The records that follow need to be output exactly as they are.

[Extracted records]
⟨

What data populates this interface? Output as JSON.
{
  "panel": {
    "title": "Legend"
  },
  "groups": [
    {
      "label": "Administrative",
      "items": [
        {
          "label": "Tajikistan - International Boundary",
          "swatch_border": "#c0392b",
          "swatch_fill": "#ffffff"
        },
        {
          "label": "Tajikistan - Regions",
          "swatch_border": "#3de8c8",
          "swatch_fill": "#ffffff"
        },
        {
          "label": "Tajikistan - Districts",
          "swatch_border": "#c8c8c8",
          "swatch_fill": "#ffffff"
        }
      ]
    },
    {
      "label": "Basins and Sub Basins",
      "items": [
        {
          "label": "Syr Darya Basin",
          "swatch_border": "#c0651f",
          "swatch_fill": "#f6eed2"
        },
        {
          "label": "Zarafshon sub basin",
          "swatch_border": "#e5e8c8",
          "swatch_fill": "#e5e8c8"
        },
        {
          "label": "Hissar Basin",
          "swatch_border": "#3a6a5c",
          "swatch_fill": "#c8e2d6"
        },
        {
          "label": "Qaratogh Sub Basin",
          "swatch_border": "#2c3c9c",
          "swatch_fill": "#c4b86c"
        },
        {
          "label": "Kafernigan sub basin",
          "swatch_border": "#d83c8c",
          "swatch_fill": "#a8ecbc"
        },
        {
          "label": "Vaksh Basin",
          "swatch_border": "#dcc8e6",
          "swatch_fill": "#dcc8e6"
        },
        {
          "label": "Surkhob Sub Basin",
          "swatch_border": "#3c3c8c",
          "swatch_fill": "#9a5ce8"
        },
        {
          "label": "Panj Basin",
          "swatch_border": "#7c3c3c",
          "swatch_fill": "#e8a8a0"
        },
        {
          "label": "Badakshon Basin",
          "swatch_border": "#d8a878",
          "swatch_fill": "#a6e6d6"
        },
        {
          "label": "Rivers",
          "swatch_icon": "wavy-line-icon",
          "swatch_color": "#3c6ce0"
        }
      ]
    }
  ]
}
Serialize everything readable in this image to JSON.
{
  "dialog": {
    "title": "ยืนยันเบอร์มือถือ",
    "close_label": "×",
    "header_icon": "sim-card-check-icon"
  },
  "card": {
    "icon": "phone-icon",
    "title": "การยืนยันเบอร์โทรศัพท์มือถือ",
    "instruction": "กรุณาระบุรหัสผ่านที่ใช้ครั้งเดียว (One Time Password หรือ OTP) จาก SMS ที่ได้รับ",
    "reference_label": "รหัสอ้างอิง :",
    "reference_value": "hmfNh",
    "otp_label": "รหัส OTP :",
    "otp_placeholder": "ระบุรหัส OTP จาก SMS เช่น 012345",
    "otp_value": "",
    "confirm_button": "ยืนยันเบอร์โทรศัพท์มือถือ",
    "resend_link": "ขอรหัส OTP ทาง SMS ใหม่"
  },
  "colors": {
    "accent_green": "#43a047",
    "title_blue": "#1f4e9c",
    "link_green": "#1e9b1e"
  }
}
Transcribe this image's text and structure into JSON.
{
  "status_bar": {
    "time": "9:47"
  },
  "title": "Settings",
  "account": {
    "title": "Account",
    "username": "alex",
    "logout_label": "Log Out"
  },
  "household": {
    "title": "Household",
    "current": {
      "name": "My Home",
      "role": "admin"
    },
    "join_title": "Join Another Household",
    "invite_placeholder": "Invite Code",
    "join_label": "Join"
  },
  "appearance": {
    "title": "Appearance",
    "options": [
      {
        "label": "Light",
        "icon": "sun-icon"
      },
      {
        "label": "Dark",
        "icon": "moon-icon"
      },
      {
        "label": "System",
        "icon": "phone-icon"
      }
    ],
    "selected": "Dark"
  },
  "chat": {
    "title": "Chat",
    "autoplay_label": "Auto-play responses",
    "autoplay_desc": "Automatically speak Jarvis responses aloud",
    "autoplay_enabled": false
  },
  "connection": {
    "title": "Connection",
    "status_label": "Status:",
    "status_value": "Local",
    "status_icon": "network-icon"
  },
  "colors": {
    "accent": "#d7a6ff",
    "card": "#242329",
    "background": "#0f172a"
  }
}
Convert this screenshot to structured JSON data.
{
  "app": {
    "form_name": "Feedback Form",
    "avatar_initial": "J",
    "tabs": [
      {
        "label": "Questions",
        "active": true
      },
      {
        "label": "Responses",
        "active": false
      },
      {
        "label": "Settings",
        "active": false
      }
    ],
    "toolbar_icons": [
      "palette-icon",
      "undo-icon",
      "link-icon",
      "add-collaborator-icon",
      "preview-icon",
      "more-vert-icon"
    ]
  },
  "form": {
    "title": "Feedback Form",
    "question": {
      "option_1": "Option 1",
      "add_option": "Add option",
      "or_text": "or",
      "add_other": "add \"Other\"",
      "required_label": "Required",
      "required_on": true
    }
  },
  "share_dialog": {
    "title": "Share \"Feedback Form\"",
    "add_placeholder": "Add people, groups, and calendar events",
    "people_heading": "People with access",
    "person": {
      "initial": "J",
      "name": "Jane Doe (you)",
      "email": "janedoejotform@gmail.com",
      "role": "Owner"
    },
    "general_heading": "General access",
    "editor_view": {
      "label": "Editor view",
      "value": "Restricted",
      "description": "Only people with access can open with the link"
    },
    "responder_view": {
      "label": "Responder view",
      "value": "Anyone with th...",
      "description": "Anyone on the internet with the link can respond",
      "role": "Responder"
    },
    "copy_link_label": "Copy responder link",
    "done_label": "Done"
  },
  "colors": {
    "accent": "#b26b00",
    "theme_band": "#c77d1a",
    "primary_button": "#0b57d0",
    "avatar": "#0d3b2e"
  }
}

⟩

### Solution for this task
What data populates this interface? Output as JSON.
{
  "panel": {
    "title": "Legend"
  },
  "groups": [
    {
      "label": "Administrative",
      "items": [
        {
          "label": "Tajikistan - International Boundary",
          "swatch_border": "#c0392b",
          "swatch_fill": "#ffffff"
        },
        {
          "label": "Tajikistan - Regions",
          "swatch_border": "#3de8c8",
          "swatch_fill": "#ffffff"
        },
        {
          "label": "Tajikistan - Districts",
          "swatch_border": "#c8c8c8",
          "swatch_fill": "#ffffff"
        }
      ]
    },
    {
      "label": "Basins and Sub Basins",
      "items": [
        {
          "label": "Syr Darya Basin",
          "swatch_border": "#c0651f",
          "swatch_fill": "#f6eed2"
        },
        {
          "label": "Zarafshon sub basin",
          "swatch_border": "#e5e8c8",
          "swatch_fill": "#e5e8c8"
        },
        {
          "label": "Hissar Basin",
          "swatch_border": "#3a6a5c",
          "swatch_fill": "#c8e2d6"
        },
        {
          "label": "Qaratogh Sub Basin",
          "swatch_border": "#2c3c9c",
          "swatch_fill": "#c4b86c"
        },
        {
          "label": "Kafernigan sub basin",
          "swatch_border": "#d83c8c",
          "swatch_fill": "#a8ecbc"
        },
        {
          "label": "Vaksh Basin",
          "swatch_border": "#dcc8e6",
          "swatch_fill": "#dcc8e6"
        },
        {
          "label": "Surkhob Sub Basin",
          "swatch_border": "#3c3c8c",
          "swatch_fill": "#9a5ce8"
        },
        {
          "label": "Panj Basin",
          "swatch_border": "#7c3c3c",
          "swatch_fill": "#e8a8a0"
        },
        {
          "label": "Badakshon Basin",
          "swatch_border": "#d8a878",
          "swatch_fill": "#a6e6d6"
        },
        {
          "label": "Rivers",
          "swatch_icon": "wavy-line-icon",
          "swatch_color": "#3c6ce0"
        }
      ]
    }
  ]
}
Serialize everything readable in this image to JSON.
{
  "dialog": {
    "title": "ยืนยันเบอร์มือถือ",
    "close_label": "×",
    "header_icon": "sim-card-check-icon"
  },
  "card": {
    "icon": "phone-icon",
    "title": "การยืนยันเบอร์โทรศัพท์มือถือ",
    "instruction": "กรุณาระบุรหัสผ่านที่ใช้ครั้งเดียว (One Time Password หรือ OTP) จาก SMS ที่ได้รับ",
    "reference_label": "รหัสอ้างอิง :",
    "reference_value": "hmfNh",
    "otp_label": "รหัส OTP :",
    "otp_placeholder": "ระบุรหัส OTP จาก SMS เช่น 012345",
    "otp_value": "",
    "confirm_button": "ยืนยันเบอร์โทรศัพท์มือถือ",
    "resend_link": "ขอรหัส OTP ทาง SMS ใหม่"
  },
  "colors": {
    "accent_green": "#43a047",
    "title_blue": "#1f4e9c",
    "link_green": "#1e9b1e"
  }
}
Transcribe this image's text and structure into JSON.
{
  "status_bar": {
    "time": "9:47"
  },
  "title": "Settings",
  "account": {
    "title": "Account",
    "username": "alex",
    "logout_label": "Log Out"
  },
  "household": {
    "title": "Household",
    "current": {
      "name": "My Home",
      "role": "admin"
    },
    "join_title": "Join Another Household",
    "invite_placeholder": "Invite Code",
    "join_label": "Join"
  },
  "appearance": {
    "title": "Appearance",
    "options": [
      {
        "label": "Light",
        "icon": "sun-icon"
      },
      {
        "label": "Dark",
        "icon": "moon-icon"
      },
      {
        "label": "System",
        "icon": "phone-icon"
      }
    ],
    "selected": "Dark"
  },
  "chat": {
    "title": "Chat",
    "autoplay_label": "Auto-play responses",
    "autoplay_desc": "Automatically speak Jarvis responses aloud",
    "autoplay_enabled": false
  },
  "connection": {
    "title": "Connection",
    "status_label": "Status:",
    "status_value": "Local",
    "status_icon": "network-icon"
  },
  "colors": {
    "accent": "#d7a6ff",
    "card": "#242329",
    "background": "#0f172a"
  }
}
Convert this screenshot to structured JSON data.
{
  "app": {
    "form_name": "Feedback Form",
    "avatar_initial": "J",
    "tabs": [
      {
        "label": "Questions",
        "active": true
      },
      {
        "label": "Responses",
        "active": false
      },
      {
        "label": "Settings",
        "active": false
      }
    ],
    "toolbar_icons": [
      "palette-icon",
      "undo-icon",
      "link-icon",
      "add-collaborator-icon",
      "preview-icon",
      "more-vert-icon"
    ]
  },
  "form": {
    "title": "Feedback Form",
    "question": {
      "option_1": "Option 1",
      "add_option": "Add option",
      "or_text": "or",
      "add_other": "add \"Other\"",
      "required_label": "Required",
      "required_on": true
    }
  },
  "share_dialog": {
    "title": "Share \"Feedback Form\"",
    "add_placeholder": "Add people, groups, and calendar events",
    "people_heading": "People with access",
    "person": {
      "initial": "J",
      "name": "Jane Doe (you)",
      "email": "janedoejotform@gmail.com",
      "role": "Owner"
    },
    "general_heading": "General access",
    "editor_view": {
      "label": "Editor view",
      "value": "Restricted",
      "description": "Only people with access can open with the link"
    },
    "responder_view": {
      "label": "Responder view",
      "value": "Anyone with th...",
      "description": "Anyone on the internet with the link can respond",
      "role": "Responder"
    },
    "copy_link_label": "Copy responder link",
    "done_label": "Done"
  },
  "colors": {
    "accent": "#b26b00",
    "theme_band": "#c77d1a",
    "primary_button": "#0b57d0",
    "avatar": "#0d3b2e"
  }
}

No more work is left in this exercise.